§ **Exercise directions**
Can you find the lines of the listing that include "Group" and copy every one?

*** Dataset ***

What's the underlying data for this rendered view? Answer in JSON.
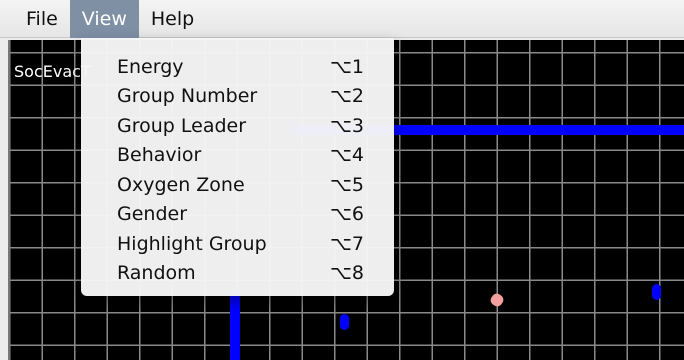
{
  "menubar": {
    "file": "File",
    "view": "View",
    "help": "Help"
  },
  "simulation": {
    "title": "SocEvacT"
  },
  "view_menu": {
    "items": [
      {
        "label": "Energy",
        "shortcut": "⌥1"
      },
      {
        "label": "Group Number",
        "shortcut": "⌥2"
      },
      {
        "label": "Group Leader",
        "shortcut": "⌥3"
      },
      {
        "label": "Behavior",
        "shortcut": "⌥4"
      },
      {
        "label": "Oxygen Zone",
        "shortcut": "⌥5"
      },
      {
        "label": "Gender",
        "shortcut": "⌥6"
      },
      {
        "label": "Highlight Group",
        "shortcut": "⌥7"
      },
      {
        "label": "Random",
        "shortcut": "⌥8"
      }
    ]
  },
  "colors": {
    "wall": "#0000ff",
    "agent_blue": "#0000ff",
    "agent_pink": "#f4a0a0",
    "menu_highlight": "#7f8fa4"
  }
}
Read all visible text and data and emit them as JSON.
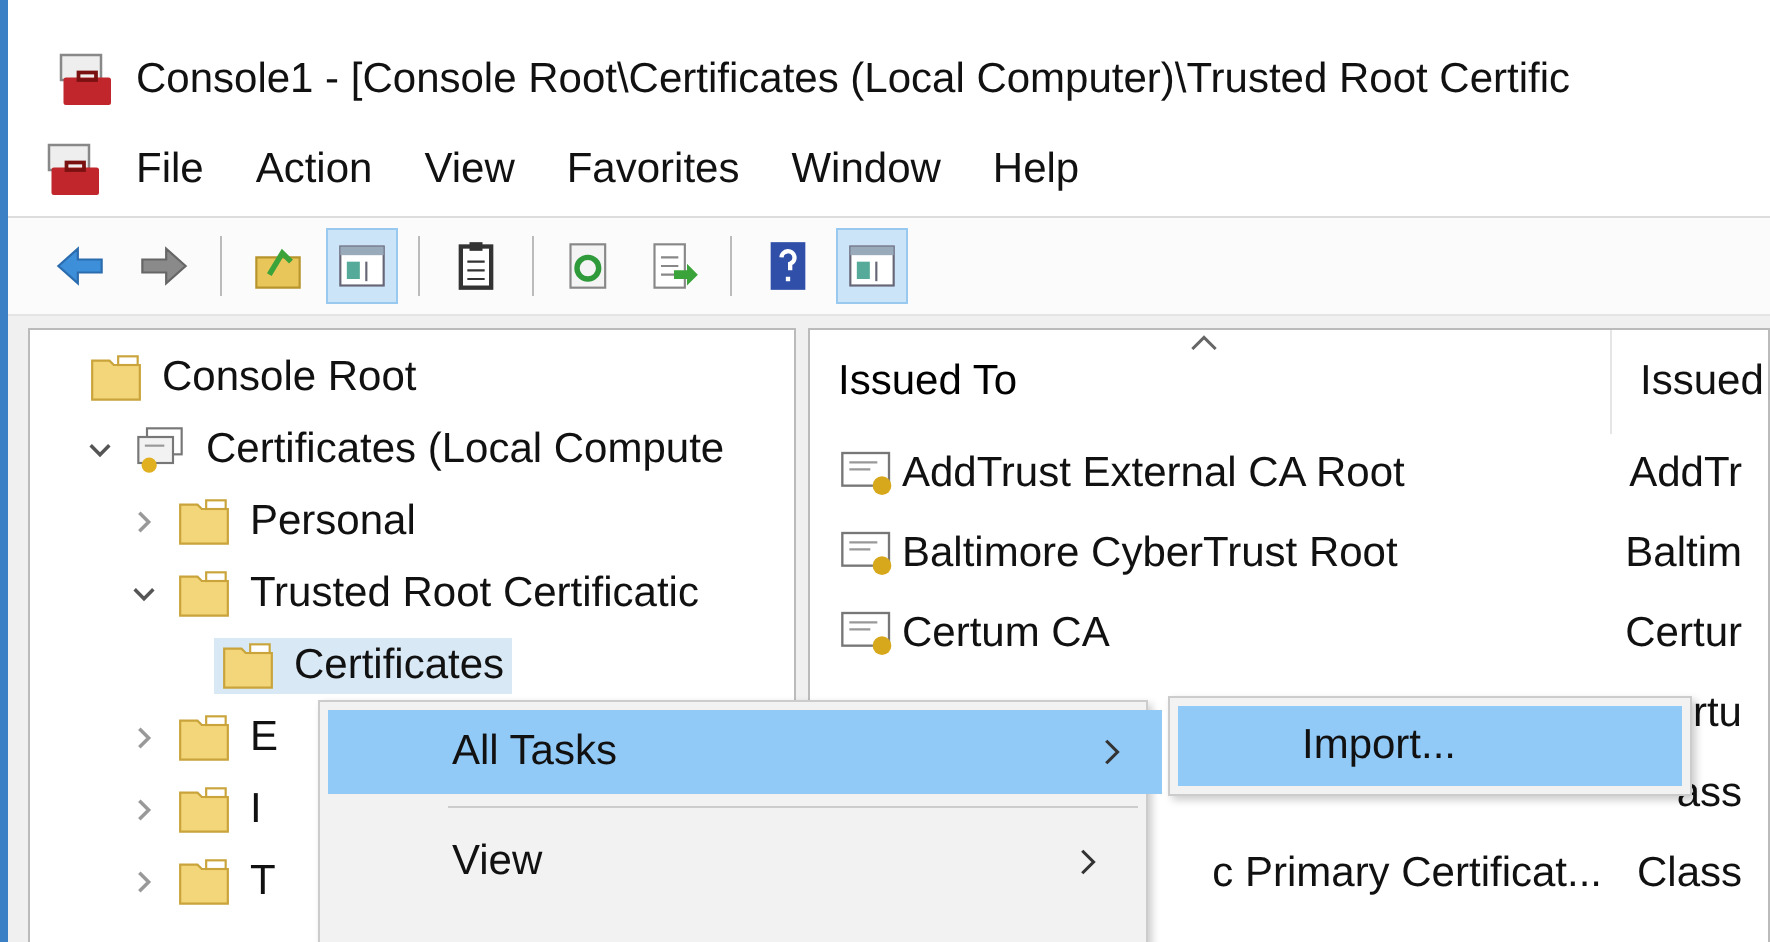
{
  "window": {
    "title": "Console1 - [Console Root\\Certificates (Local Computer)\\Trusted Root Certific"
  },
  "menu_bar": [
    "File",
    "Action",
    "View",
    "Favorites",
    "Window",
    "Help"
  ],
  "toolbar": [
    {
      "kind": "back",
      "pressed": false
    },
    {
      "kind": "forward",
      "pressed": false
    },
    {
      "kind": "separator"
    },
    {
      "kind": "up",
      "pressed": false
    },
    {
      "kind": "tree",
      "pressed": true
    },
    {
      "kind": "separator"
    },
    {
      "kind": "properties",
      "pressed": false
    },
    {
      "kind": "separator"
    },
    {
      "kind": "refresh",
      "pressed": false
    },
    {
      "kind": "export",
      "pressed": false
    },
    {
      "kind": "separator"
    },
    {
      "kind": "help",
      "pressed": false
    },
    {
      "kind": "action_pane",
      "pressed": true
    }
  ],
  "tree": [
    {
      "label": "Console Root",
      "kind": "folder",
      "selected": false,
      "children": [
        {
          "label": "Certificates (Local Compute",
          "kind": "store",
          "expanded": true,
          "selected": false,
          "children": [
            {
              "label": "Personal",
              "kind": "folder",
              "expanded": false,
              "selected": false
            },
            {
              "label": "Trusted Root Certificatic",
              "kind": "folder",
              "expanded": true,
              "selected": false,
              "children": [
                {
                  "label": "Certificates",
                  "kind": "folder",
                  "selected": true
                }
              ]
            },
            {
              "label": "E",
              "kind": "folder",
              "expanded": false,
              "selected": false
            },
            {
              "label": "I",
              "kind": "folder",
              "expanded": false,
              "selected": false
            },
            {
              "label": "T",
              "kind": "folder",
              "expanded": false,
              "selected": false
            }
          ]
        }
      ]
    }
  ],
  "list": {
    "columns": [
      {
        "label": "Issued To",
        "sorted": true
      },
      {
        "label": "Issued",
        "sorted": false
      }
    ],
    "rows": [
      {
        "issued_to": "AddTrust External CA Root",
        "column_2": "AddTr",
        "icon": true
      },
      {
        "issued_to": "Baltimore CyberTrust Root",
        "column_2": "Baltim",
        "icon": true
      },
      {
        "issued_to": "Certum CA",
        "column_2": "Certur",
        "icon": true
      },
      {
        "column_2": "rtu",
        "icon": false
      },
      {
        "column_2": "ass",
        "icon": false
      },
      {
        "issued_to": "c Primary Certificat...",
        "column_2": "Class",
        "icon": false
      }
    ]
  },
  "context_menu": {
    "items": [
      {
        "label": "All Tasks",
        "submenu": true,
        "selected": true
      },
      {
        "kind": "separator"
      },
      {
        "label": "View",
        "submenu": true,
        "selected": false
      }
    ],
    "submenu": {
      "items": [
        {
          "label": "Import...",
          "selected": true
        }
      ]
    }
  }
}
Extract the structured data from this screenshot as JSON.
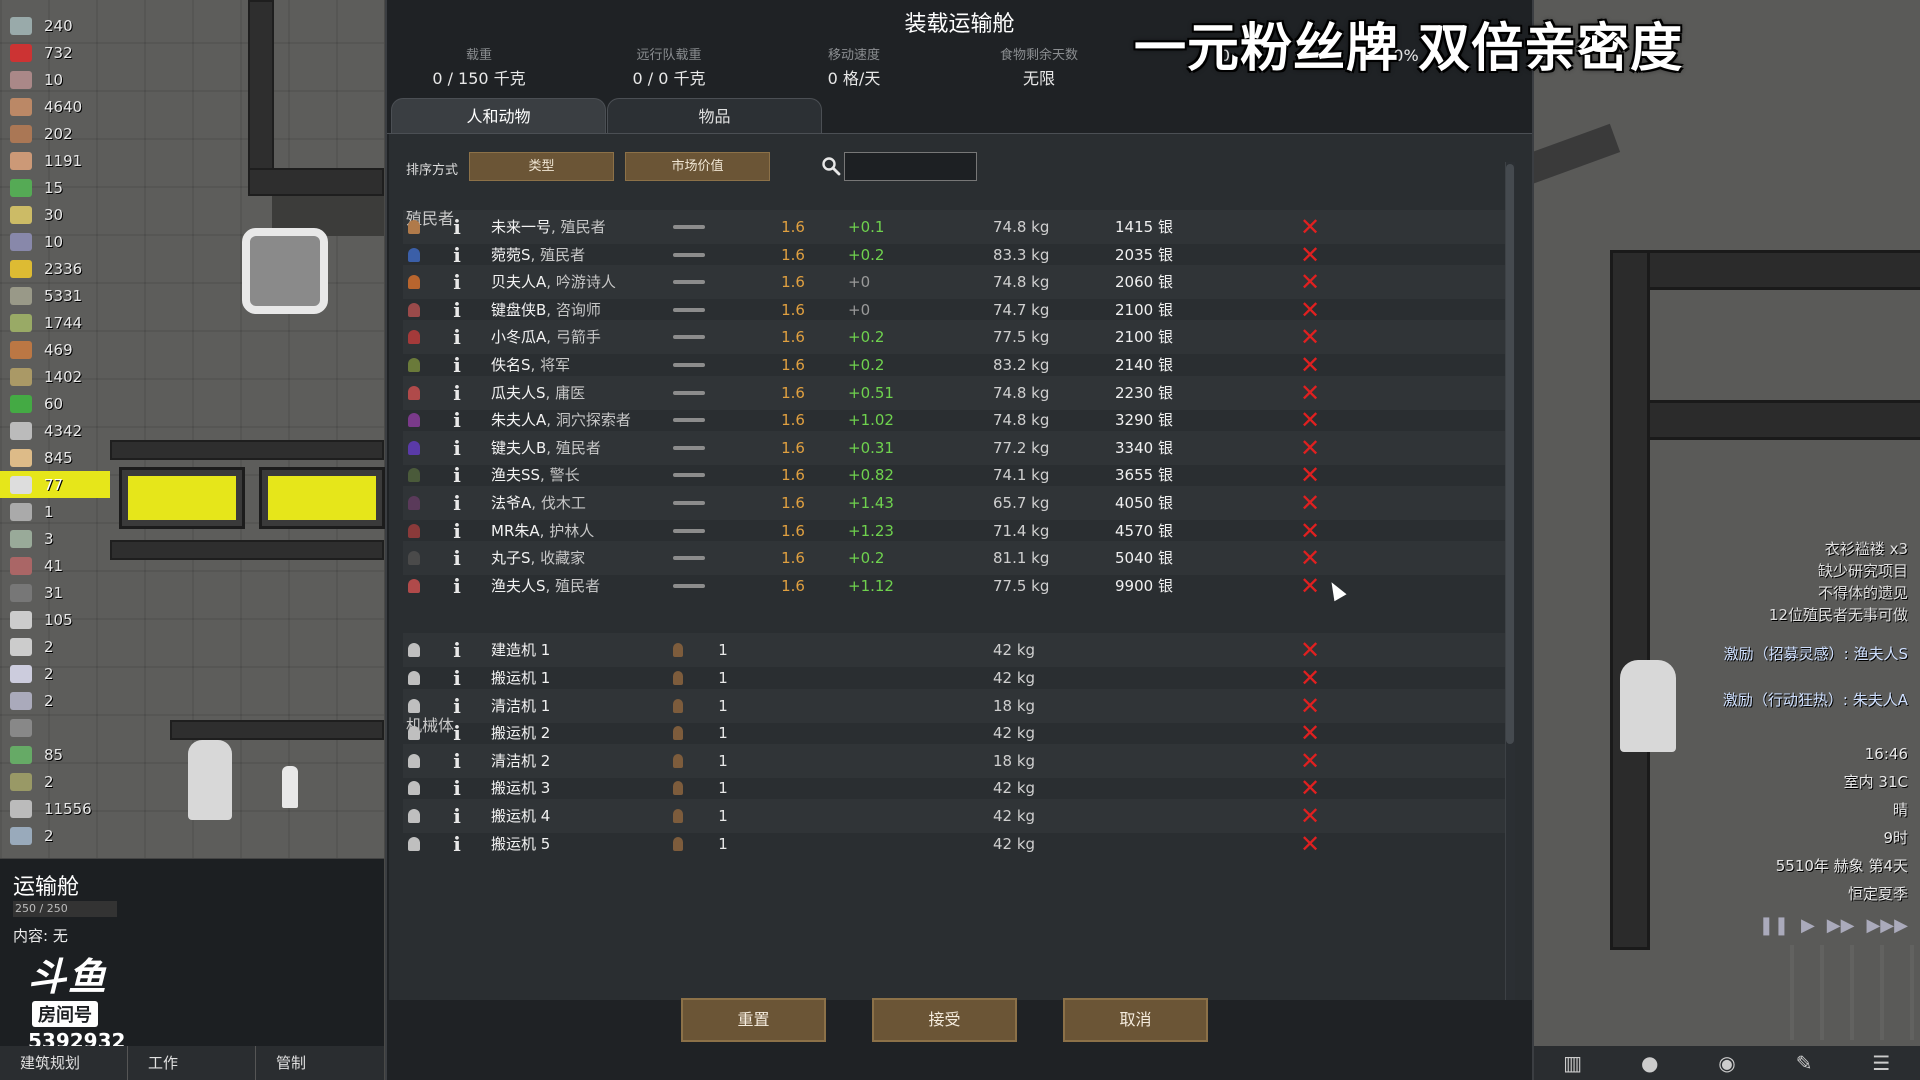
{
  "colony_resources": [
    {
      "icon": "steel-icon",
      "value": "240"
    },
    {
      "icon": "meat-icon",
      "value": "732"
    },
    {
      "icon": "component-icon",
      "value": "10"
    },
    {
      "icon": "wood-icon",
      "value": "4640"
    },
    {
      "icon": "leather-icon",
      "value": "202"
    },
    {
      "icon": "cloth-icon",
      "value": "1191"
    },
    {
      "icon": "herb-icon",
      "value": "15"
    },
    {
      "icon": "hay-icon",
      "value": "30"
    },
    {
      "icon": "plasteel-icon",
      "value": "10"
    },
    {
      "icon": "gold-icon",
      "value": "2336"
    },
    {
      "icon": "stone-icon",
      "value": "5331"
    },
    {
      "icon": "rice-icon",
      "value": "1744"
    },
    {
      "icon": "berry-icon",
      "value": "469"
    },
    {
      "icon": "kibble-icon",
      "value": "1402"
    },
    {
      "icon": "medicine-icon",
      "value": "60"
    },
    {
      "icon": "silver-icon",
      "value": "4342"
    },
    {
      "icon": "packaged-meal-icon",
      "value": "845"
    },
    {
      "icon": "pill-icon",
      "value": "77",
      "highlight": true
    },
    {
      "icon": "ammo-icon",
      "value": "1"
    },
    {
      "icon": "rifle-icon",
      "value": "3"
    },
    {
      "icon": "bar-icon",
      "value": "41"
    },
    {
      "icon": "chunk-icon",
      "value": "31"
    },
    {
      "icon": "skull-icon",
      "value": "105"
    },
    {
      "icon": "helmet-icon",
      "value": "2"
    },
    {
      "icon": "shirt-icon",
      "value": "2"
    },
    {
      "icon": "armor-icon",
      "value": "2"
    },
    {
      "icon": "knife-icon",
      "value": ""
    },
    {
      "icon": "plant-icon",
      "value": "85"
    },
    {
      "icon": "sword-icon",
      "value": "2"
    },
    {
      "icon": "steel-bar-icon",
      "value": "11556"
    },
    {
      "icon": "tool-icon",
      "value": "2"
    }
  ],
  "pod_info": {
    "title": "运输舱",
    "capacity": "250 / 250",
    "contents": "内容: 无"
  },
  "watermark": {
    "logo": "斗鱼",
    "tag": "房间号",
    "room": "5392932"
  },
  "bottom_bar": [
    "建筑规划",
    "工作",
    "管制"
  ],
  "overlay_text": "一元粉丝牌 双倍亲密度",
  "dialog": {
    "title": "装载运输舱",
    "stats": [
      {
        "label": "载重",
        "value": "0 / 150 千克"
      },
      {
        "label": "远行队载重",
        "value": "0 / 0 千克"
      },
      {
        "label": "移动速度",
        "value": "0 格/天"
      },
      {
        "label": "食物剩余天数",
        "value": "无限"
      },
      {
        "label": "",
        "value": "0"
      },
      {
        "label": "",
        "value": "0%"
      }
    ],
    "tabs": [
      "人和动物",
      "物品"
    ],
    "sort_label": "排序方式",
    "sort_buttons": [
      "类型",
      "市场价值"
    ],
    "search_placeholder": "",
    "sections": {
      "colonists": "殖民者",
      "mechs": "机械体"
    },
    "colonists": [
      {
        "name": "未来一号",
        "role": "殖民者",
        "speed": "1.6",
        "mood": "+0.1",
        "mass": "74.8 kg",
        "value": "1415 银",
        "color": "#b07a4a"
      },
      {
        "name": "菀菀S",
        "role": "殖民者",
        "speed": "1.6",
        "mood": "+0.2",
        "mass": "83.3 kg",
        "value": "2035 银",
        "color": "#3b5fa8"
      },
      {
        "name": "贝夫人A",
        "role": "吟游诗人",
        "speed": "1.6",
        "mood": "+0",
        "mass": "74.8 kg",
        "value": "2060 银",
        "color": "#b8652e"
      },
      {
        "name": "键盘侠B",
        "role": "咨询师",
        "speed": "1.6",
        "mood": "+0",
        "mass": "74.7 kg",
        "value": "2100 银",
        "color": "#9a4a4a"
      },
      {
        "name": "小冬瓜A",
        "role": "弓箭手",
        "speed": "1.6",
        "mood": "+0.2",
        "mass": "77.5 kg",
        "value": "2100 银",
        "color": "#a43a3a"
      },
      {
        "name": "佚名S",
        "role": "将军",
        "speed": "1.6",
        "mood": "+0.2",
        "mass": "83.2 kg",
        "value": "2140 银",
        "color": "#6a7a3a"
      },
      {
        "name": "瓜夫人S",
        "role": "庸医",
        "speed": "1.6",
        "mood": "+0.51",
        "mass": "74.8 kg",
        "value": "2230 银",
        "color": "#b04a4a"
      },
      {
        "name": "朱夫人A",
        "role": "洞穴探索者",
        "speed": "1.6",
        "mood": "+1.02",
        "mass": "74.8 kg",
        "value": "3290 银",
        "color": "#7a3a8a"
      },
      {
        "name": "键夫人B",
        "role": "殖民者",
        "speed": "1.6",
        "mood": "+0.31",
        "mass": "77.2 kg",
        "value": "3340 银",
        "color": "#5a3aa8"
      },
      {
        "name": "渔夫SS",
        "role": "警长",
        "speed": "1.6",
        "mood": "+0.82",
        "mass": "74.1 kg",
        "value": "3655 银",
        "color": "#4a5a3a"
      },
      {
        "name": "法爷A",
        "role": "伐木工",
        "speed": "1.6",
        "mood": "+1.43",
        "mass": "65.7 kg",
        "value": "4050 银",
        "color": "#5a3a5a"
      },
      {
        "name": "MR朱A",
        "role": "护林人",
        "speed": "1.6",
        "mood": "+1.23",
        "mass": "71.4 kg",
        "value": "4570 银",
        "color": "#8a3a3a"
      },
      {
        "name": "丸子S",
        "role": "收藏家",
        "speed": "1.6",
        "mood": "+0.2",
        "mass": "81.1 kg",
        "value": "5040 银",
        "color": "#4a4a4a"
      },
      {
        "name": "渔夫人S",
        "role": "殖民者",
        "speed": "1.6",
        "mood": "+1.12",
        "mass": "77.5 kg",
        "value": "9900 银",
        "color": "#b04a4a"
      }
    ],
    "mechs": [
      {
        "name": "建造机 1",
        "count": "1",
        "mass": "42 kg"
      },
      {
        "name": "搬运机 1",
        "count": "1",
        "mass": "42 kg"
      },
      {
        "name": "清洁机 1",
        "count": "1",
        "mass": "18 kg"
      },
      {
        "name": "搬运机 2",
        "count": "1",
        "mass": "42 kg"
      },
      {
        "name": "清洁机 2",
        "count": "1",
        "mass": "18 kg"
      },
      {
        "name": "搬运机 3",
        "count": "1",
        "mass": "42 kg"
      },
      {
        "name": "搬运机 4",
        "count": "1",
        "mass": "42 kg"
      },
      {
        "name": "搬运机 5",
        "count": "1",
        "mass": "42 kg"
      }
    ],
    "buttons": {
      "reset": "重置",
      "accept": "接受",
      "cancel": "取消"
    }
  },
  "right_notes": [
    "衣衫褴褛 x3",
    "缺少研究项目",
    "不得体的遗见",
    "12位殖民者无事可做"
  ],
  "right_buffs": [
    "激励（招募灵感）: 渔夫人S",
    "激励（行动狂热）: 朱夫人A"
  ],
  "clock": [
    "16:46",
    "室内 31C",
    "晴",
    "9时",
    "5510年 赫象 第4天",
    "恒定夏季"
  ],
  "speed_controls": [
    "❚❚",
    "▶",
    "▶▶",
    "▶▶▶"
  ]
}
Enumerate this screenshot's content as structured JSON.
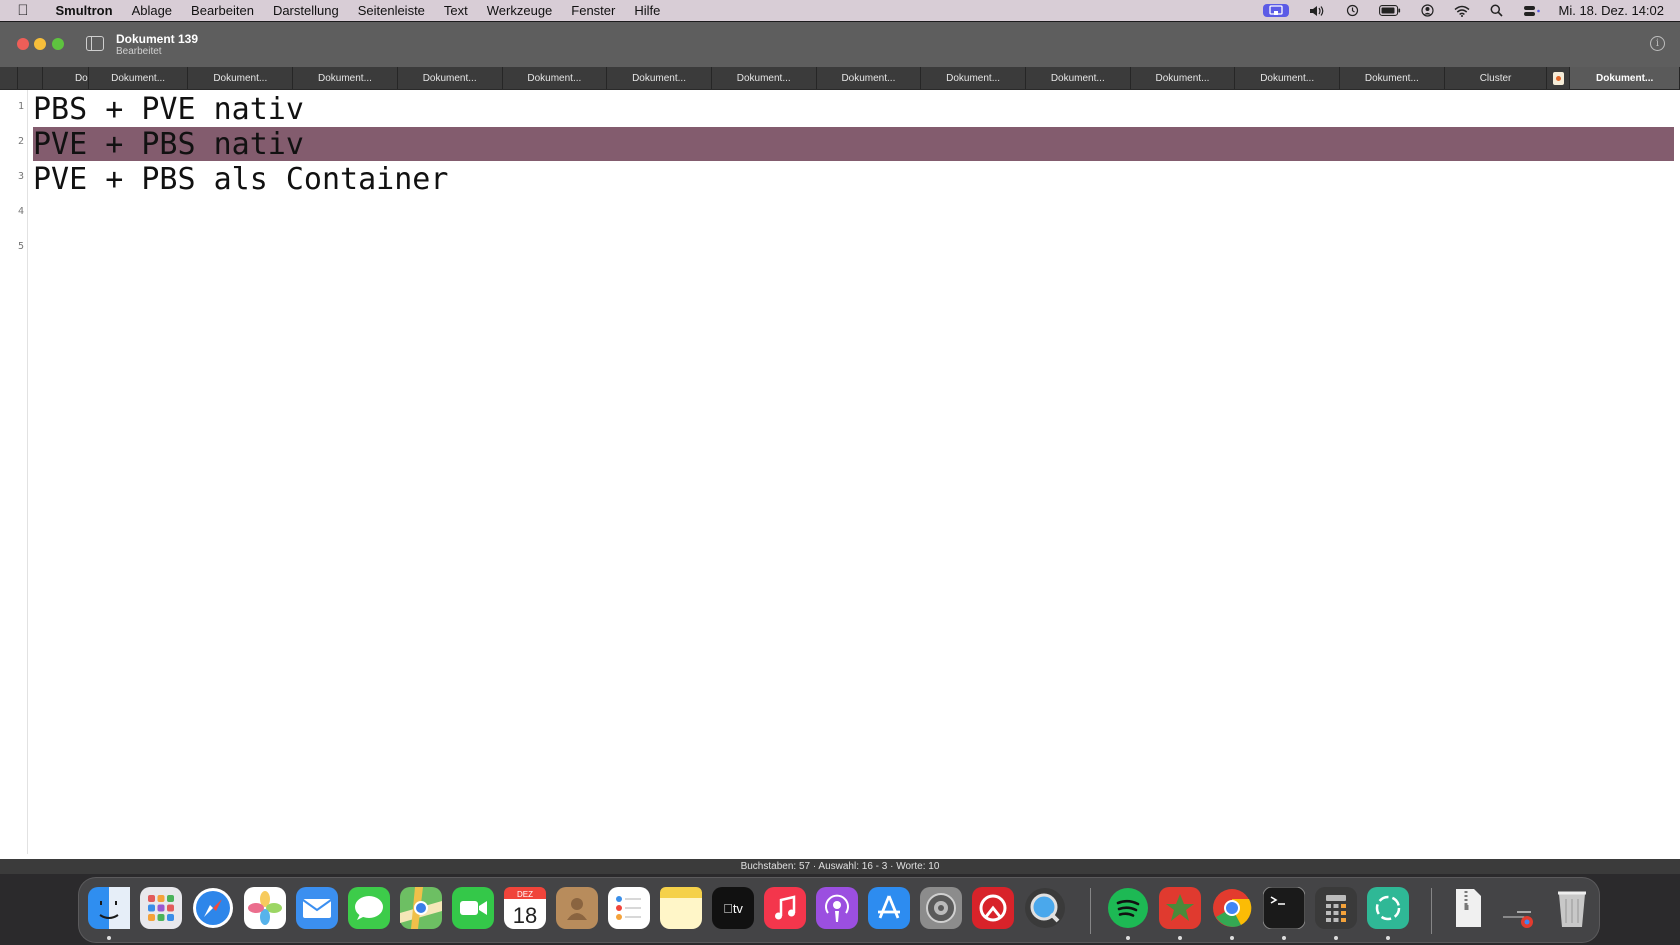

***

§ **Response to the task**
        "label": "Group Number",
        "label": "Group Leader",
        "label": "Highlight Group",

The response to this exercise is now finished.